--- Begin ---

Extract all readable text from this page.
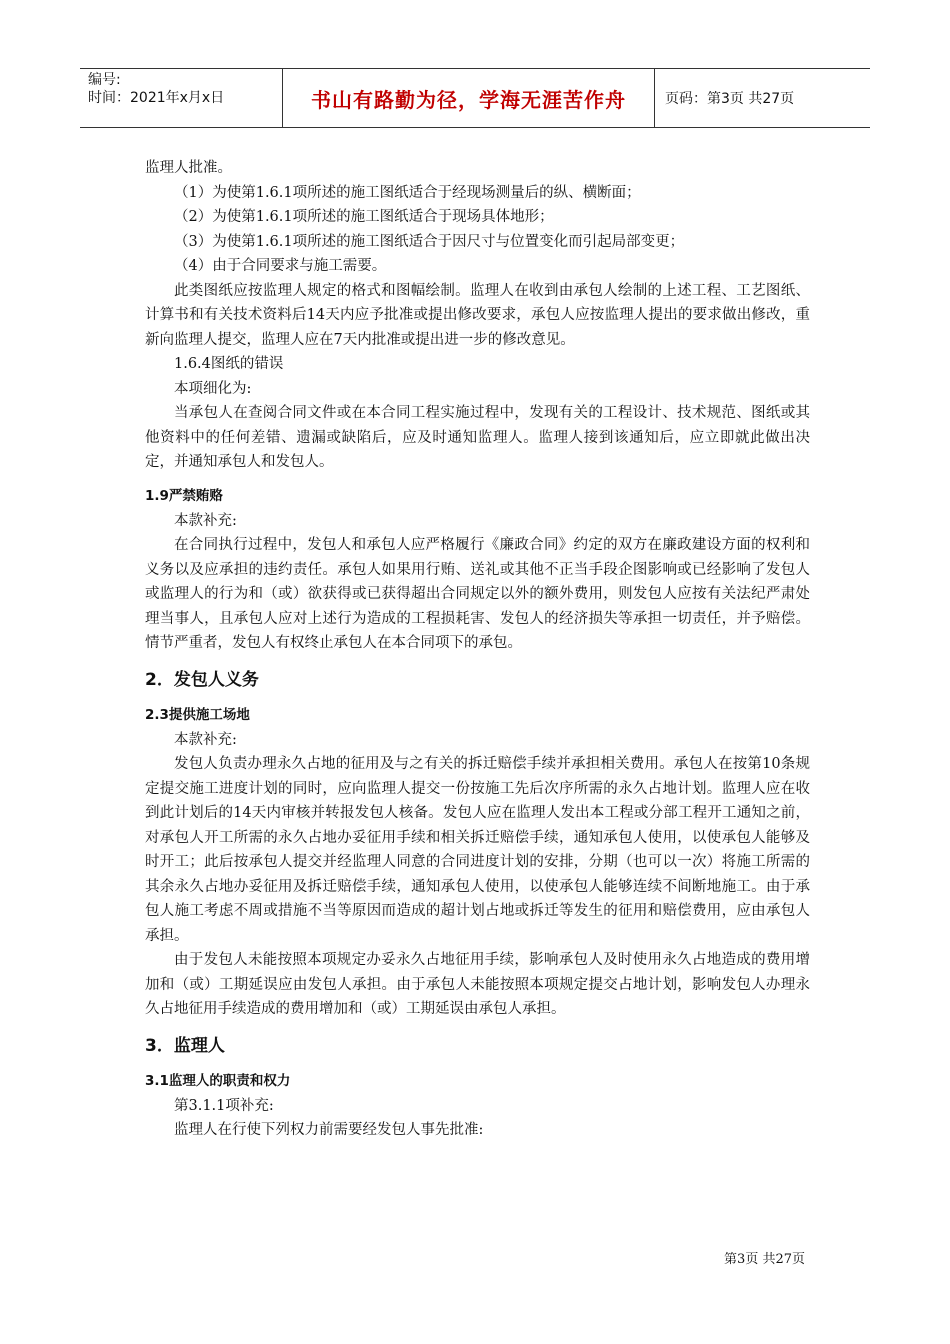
编号:
时间：2021年x月x日	书山有路勤为径，学海无涯苦作舟	页码：第3页 共27页

监理人批准。

（1）为使第1.6.1项所述的施工图纸适合于经现场测量后的纵、横断面；

（2）为使第1.6.1项所述的施工图纸适合于现场具体地形；

（3）为使第1.6.1项所述的施工图纸适合于因尺寸与位置变化而引起局部变更；

（4）由于合同要求与施工需要。

此类图纸应按监理人规定的格式和图幅绘制。监理人在收到由承包人绘制的上述工程、工艺图纸、计算书和有关技术资料后14天内应予批准或提出修改要求，承包人应按监理人提出的要求做出修改，重新向监理人提交，监理人应在7天内批准或提出进一步的修改意见。

1.6.4图纸的错误

本项细化为:

当承包人在查阅合同文件或在本合同工程实施过程中，发现有关的工程设计、技术规范、图纸或其他资料中的任何差错、遗漏或缺陷后，应及时通知监理人。监理人接到该通知后，应立即就此做出决定，并通知承包人和发包人。

1.9严禁贿赂

本款补充:

在合同执行过程中，发包人和承包人应严格履行《廉政合同》约定的双方在廉政建设方面的权利和义务以及应承担的违约责任。承包人如果用行贿、送礼或其他不正当手段企图影响或已经影响了发包人或监理人的行为和（或）欲获得或已获得超出合同规定以外的额外费用，则发包人应按有关法纪严肃处理当事人，且承包人应对上述行为造成的工程损耗害、发包人的经济损失等承担一切责任，并予赔偿。情节严重者，发包人有权终止承包人在本合同项下的承包。

2．发包人义务
2.3提供施工场地

本款补充:

发包人负责办理永久占地的征用及与之有关的拆迁赔偿手续并承担相关费用。承包人在按第10条规定提交施工进度计划的同时，应向监理人提交一份按施工先后次序所需的永久占地计划。监理人应在收到此计划后的14天内审核并转报发包人核备。发包人应在监理人发出本工程或分部工程开工通知之前，对承包人开工所需的永久占地办妥征用手续和相关拆迁赔偿手续，通知承包人使用，以使承包人能够及时开工；此后按承包人提交并经监理人同意的合同进度计划的安排，分期（也可以一次）将施工所需的其余永久占地办妥征用及拆迁赔偿手续，通知承包人使用，以使承包人能够连续不间断地施工。由于承包人施工考虑不周或措施不当等原因而造成的超计划占地或拆迁等发生的征用和赔偿费用，应由承包人承担。

由于发包人未能按照本项规定办妥永久占地征用手续，影响承包人及时使用永久占地造成的费用增加和（或）工期延误应由发包人承担。由于承包人未能按照本项规定提交占地计划，影响发包人办理永久占地征用手续造成的费用增加和（或）工期延误由承包人承担。

3．监理人
3.1监理人的职责和权力

第3.1.1项补充:

监理人在行使下列权力前需要经发包人事先批准:

第3页 共27页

--- End ---

▶ _WHAT IS BEING ASKED_
The records above need to be given again exactly. Omit the pictures.

▶ _EXERCISE ANSWER_
Extract all readable text from this page.
编号:
时间：2021年x月x日	书山有路勤为径，学海无涯苦作舟	页码：第3页 共27页

监理人批准。

（1）为使第1.6.1项所述的施工图纸适合于经现场测量后的纵、横断面；

（2）为使第1.6.1项所述的施工图纸适合于现场具体地形；

（3）为使第1.6.1项所述的施工图纸适合于因尺寸与位置变化而引起局部变更；

（4）由于合同要求与施工需要。

此类图纸应按监理人规定的格式和图幅绘制。监理人在收到由承包人绘制的上述工程、工艺图纸、计算书和有关技术资料后14天内应予批准或提出修改要求，承包人应按监理人提出的要求做出修改，重新向监理人提交，监理人应在7天内批准或提出进一步的修改意见。

1.6.4图纸的错误

本项细化为:

当承包人在查阅合同文件或在本合同工程实施过程中，发现有关的工程设计、技术规范、图纸或其他资料中的任何差错、遗漏或缺陷后，应及时通知监理人。监理人接到该通知后，应立即就此做出决定，并通知承包人和发包人。

1.9严禁贿赂

本款补充:

在合同执行过程中，发包人和承包人应严格履行《廉政合同》约定的双方在廉政建设方面的权利和义务以及应承担的违约责任。承包人如果用行贿、送礼或其他不正当手段企图影响或已经影响了发包人或监理人的行为和（或）欲获得或已获得超出合同规定以外的额外费用，则发包人应按有关法纪严肃处理当事人，且承包人应对上述行为造成的工程损耗害、发包人的经济损失等承担一切责任，并予赔偿。情节严重者，发包人有权终止承包人在本合同项下的承包。

2．发包人义务
2.3提供施工场地

本款补充:

发包人负责办理永久占地的征用及与之有关的拆迁赔偿手续并承担相关费用。承包人在按第10条规定提交施工进度计划的同时，应向监理人提交一份按施工先后次序所需的永久占地计划。监理人应在收到此计划后的14天内审核并转报发包人核备。发包人应在监理人发出本工程或分部工程开工通知之前，对承包人开工所需的永久占地办妥征用手续和相关拆迁赔偿手续，通知承包人使用，以使承包人能够及时开工；此后按承包人提交并经监理人同意的合同进度计划的安排，分期（也可以一次）将施工所需的其余永久占地办妥征用及拆迁赔偿手续，通知承包人使用，以使承包人能够连续不间断地施工。由于承包人施工考虑不周或措施不当等原因而造成的超计划占地或拆迁等发生的征用和赔偿费用，应由承包人承担。

由于发包人未能按照本项规定办妥永久占地征用手续，影响承包人及时使用永久占地造成的费用增加和（或）工期延误应由发包人承担。由于承包人未能按照本项规定提交占地计划，影响发包人办理永久占地征用手续造成的费用增加和（或）工期延误由承包人承担。

3．监理人
3.1监理人的职责和权力

第3.1.1项补充:

监理人在行使下列权力前需要经发包人事先批准:

第3页 共27页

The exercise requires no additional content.